Problem description:
Gather, from the listing beneath this task, every line holding the string "CULTURA".

Dataset content:

——————————

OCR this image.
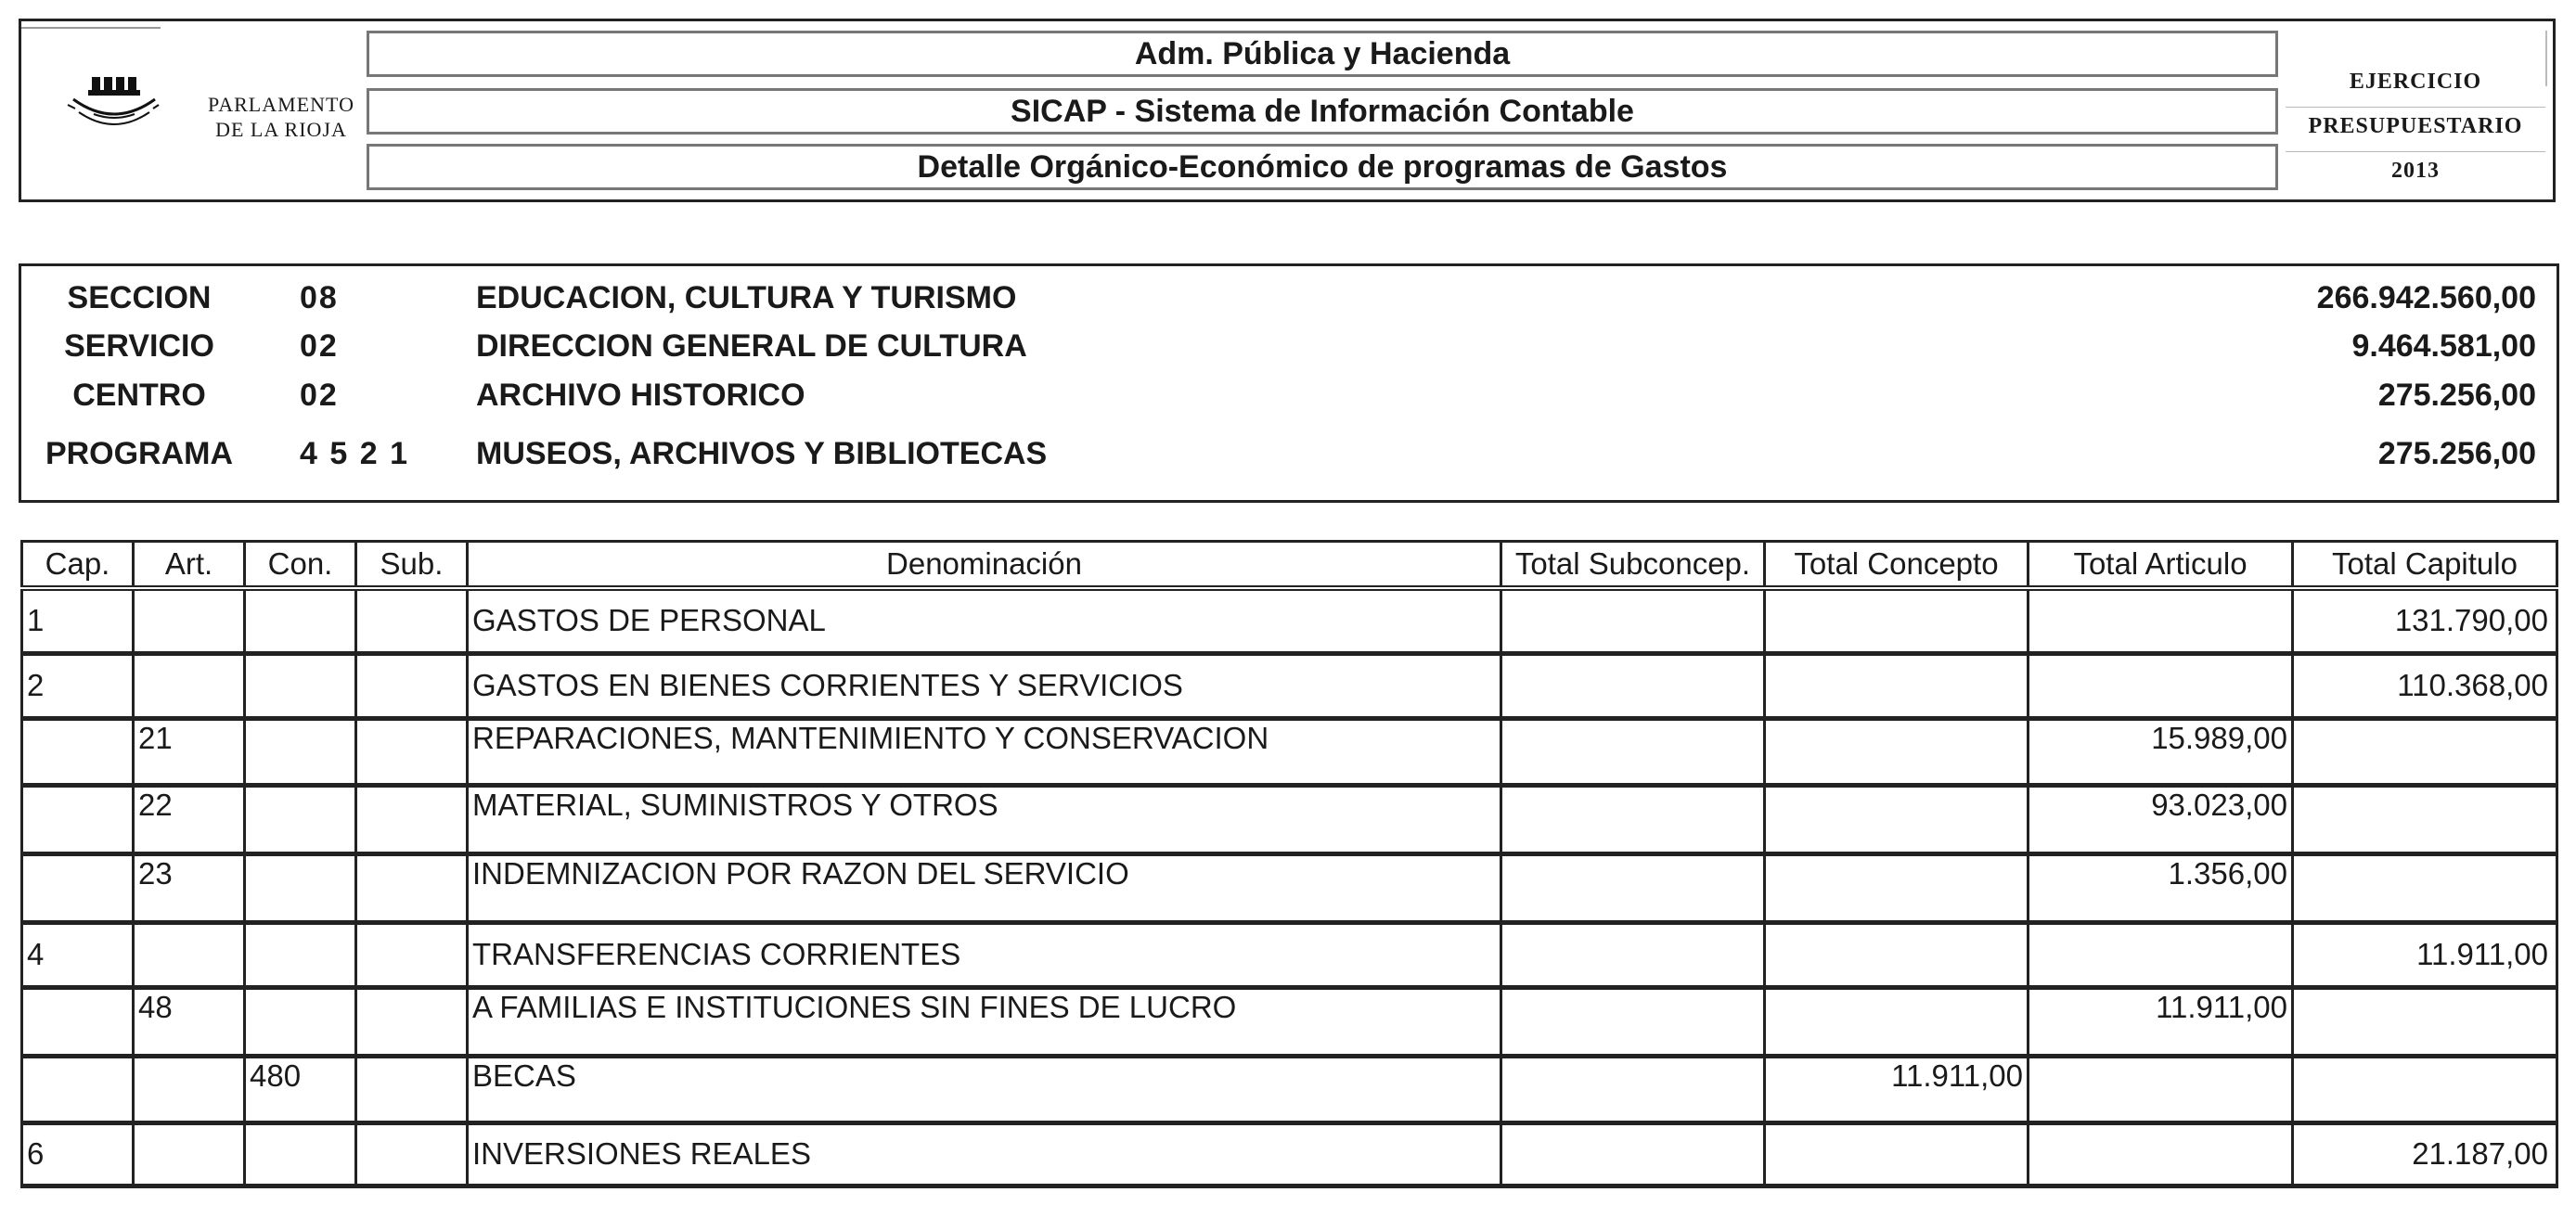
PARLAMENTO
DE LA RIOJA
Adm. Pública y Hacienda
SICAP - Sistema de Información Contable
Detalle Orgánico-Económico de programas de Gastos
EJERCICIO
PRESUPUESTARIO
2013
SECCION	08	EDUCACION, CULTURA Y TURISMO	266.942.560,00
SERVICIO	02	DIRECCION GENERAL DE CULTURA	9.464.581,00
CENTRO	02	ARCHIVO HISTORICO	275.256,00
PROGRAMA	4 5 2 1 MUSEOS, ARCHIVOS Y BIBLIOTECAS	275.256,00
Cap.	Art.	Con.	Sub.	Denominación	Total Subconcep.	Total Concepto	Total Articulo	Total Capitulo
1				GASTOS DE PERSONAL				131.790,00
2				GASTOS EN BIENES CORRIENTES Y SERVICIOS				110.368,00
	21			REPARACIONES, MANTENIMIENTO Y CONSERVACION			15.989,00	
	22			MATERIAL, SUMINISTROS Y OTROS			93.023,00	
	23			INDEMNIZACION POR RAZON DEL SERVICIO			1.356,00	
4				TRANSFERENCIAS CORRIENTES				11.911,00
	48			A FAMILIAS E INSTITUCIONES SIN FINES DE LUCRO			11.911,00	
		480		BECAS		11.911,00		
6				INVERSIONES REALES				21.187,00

——————————

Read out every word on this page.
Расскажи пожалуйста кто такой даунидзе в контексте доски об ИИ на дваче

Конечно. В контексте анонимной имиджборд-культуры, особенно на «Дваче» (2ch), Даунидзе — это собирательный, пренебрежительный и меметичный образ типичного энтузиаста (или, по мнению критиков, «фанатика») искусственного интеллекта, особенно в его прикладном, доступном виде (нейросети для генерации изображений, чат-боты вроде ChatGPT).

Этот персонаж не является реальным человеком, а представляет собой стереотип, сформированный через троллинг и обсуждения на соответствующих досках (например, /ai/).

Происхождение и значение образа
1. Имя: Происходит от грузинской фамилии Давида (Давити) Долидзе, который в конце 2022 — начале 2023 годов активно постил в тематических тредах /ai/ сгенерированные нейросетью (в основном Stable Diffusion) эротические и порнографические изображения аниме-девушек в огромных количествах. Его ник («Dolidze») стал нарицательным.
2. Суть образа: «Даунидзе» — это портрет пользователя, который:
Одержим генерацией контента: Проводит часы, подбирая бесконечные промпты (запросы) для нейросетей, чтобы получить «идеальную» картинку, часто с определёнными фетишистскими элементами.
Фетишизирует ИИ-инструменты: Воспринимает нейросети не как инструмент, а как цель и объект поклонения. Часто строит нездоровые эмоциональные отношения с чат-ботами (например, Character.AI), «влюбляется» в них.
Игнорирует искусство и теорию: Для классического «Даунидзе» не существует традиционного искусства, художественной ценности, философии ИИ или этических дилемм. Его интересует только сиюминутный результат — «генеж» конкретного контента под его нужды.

——————————

Exercise response:
SECCION	08	EDUCACION, CULTURA Y TURISMO	266.942.560,00
SERVICIO	02	DIRECCION GENERAL DE CULTURA	9.464.581,00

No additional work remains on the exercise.